## Start EXTRACTED INFORMATION

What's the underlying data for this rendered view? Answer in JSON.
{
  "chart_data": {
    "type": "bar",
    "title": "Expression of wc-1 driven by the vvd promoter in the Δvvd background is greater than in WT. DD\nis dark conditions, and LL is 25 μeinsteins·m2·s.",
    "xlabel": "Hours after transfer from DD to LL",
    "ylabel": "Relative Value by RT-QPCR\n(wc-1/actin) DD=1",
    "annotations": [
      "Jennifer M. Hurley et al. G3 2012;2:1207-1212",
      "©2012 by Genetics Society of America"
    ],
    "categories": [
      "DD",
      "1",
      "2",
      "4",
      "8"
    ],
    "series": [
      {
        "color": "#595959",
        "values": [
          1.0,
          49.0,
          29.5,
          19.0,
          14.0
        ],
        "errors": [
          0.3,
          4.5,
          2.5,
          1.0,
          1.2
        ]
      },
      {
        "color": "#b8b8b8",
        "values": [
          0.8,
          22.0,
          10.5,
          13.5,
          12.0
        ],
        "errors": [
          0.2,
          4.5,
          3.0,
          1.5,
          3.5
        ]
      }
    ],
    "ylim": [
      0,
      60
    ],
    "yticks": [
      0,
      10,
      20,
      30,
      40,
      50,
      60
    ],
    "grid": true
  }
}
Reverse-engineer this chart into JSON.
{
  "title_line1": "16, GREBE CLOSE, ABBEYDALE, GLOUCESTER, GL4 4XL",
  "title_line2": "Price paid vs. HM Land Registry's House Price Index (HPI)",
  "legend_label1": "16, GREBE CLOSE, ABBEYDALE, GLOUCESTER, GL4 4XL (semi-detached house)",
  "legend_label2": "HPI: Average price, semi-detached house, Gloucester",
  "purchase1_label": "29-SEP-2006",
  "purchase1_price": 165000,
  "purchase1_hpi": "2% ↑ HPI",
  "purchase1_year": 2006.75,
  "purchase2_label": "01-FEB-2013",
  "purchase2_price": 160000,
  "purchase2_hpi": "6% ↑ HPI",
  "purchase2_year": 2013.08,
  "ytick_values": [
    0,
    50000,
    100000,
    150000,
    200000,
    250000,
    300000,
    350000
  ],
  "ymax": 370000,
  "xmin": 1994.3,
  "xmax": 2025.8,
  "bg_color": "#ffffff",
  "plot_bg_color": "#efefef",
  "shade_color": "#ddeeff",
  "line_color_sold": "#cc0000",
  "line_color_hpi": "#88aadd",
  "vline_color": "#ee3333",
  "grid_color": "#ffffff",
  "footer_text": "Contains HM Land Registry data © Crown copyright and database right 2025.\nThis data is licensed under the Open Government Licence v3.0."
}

## End EXTRACTED INFORMATION

Would you quote, exactly and only, the lines from the one containing "Reverse-engineer this chart into JSON." to the end of the entries?

- THE RESULT:
Reverse-engineer this chart into JSON.
{
  "title_line1": "16, GREBE CLOSE, ABBEYDALE, GLOUCESTER, GL4 4XL",
  "title_line2": "Price paid vs. HM Land Registry's House Price Index (HPI)",
  "legend_label1": "16, GREBE CLOSE, ABBEYDALE, GLOUCESTER, GL4 4XL (semi-detached house)",
  "legend_label2": "HPI: Average price, semi-detached house, Gloucester",
  "purchase1_label": "29-SEP-2006",
  "purchase1_price": 165000,
  "purchase1_hpi": "2% ↑ HPI",
  "purchase1_year": 2006.75,
  "purchase2_label": "01-FEB-2013",
  "purchase2_price": 160000,
  "purchase2_hpi": "6% ↑ HPI",
  "purchase2_year": 2013.08,
  "ytick_values": [
    0,
    50000,
    100000,
    150000,
    200000,
    250000,
    300000,
    350000
  ],
  "ymax": 370000,
  "xmin": 1994.3,
  "xmax": 2025.8,
  "bg_color": "#ffffff",
  "plot_bg_color": "#efefef",
  "shade_color": "#ddeeff",
  "line_color_sold": "#cc0000",
  "line_color_hpi": "#88aadd",
  "vline_color": "#ee3333",
  "grid_color": "#ffffff",
  "footer_text": "Contains HM Land Registry data © Crown copyright and database right 2025.\nThis data is licensed under the Open Government Licence v3.0."
}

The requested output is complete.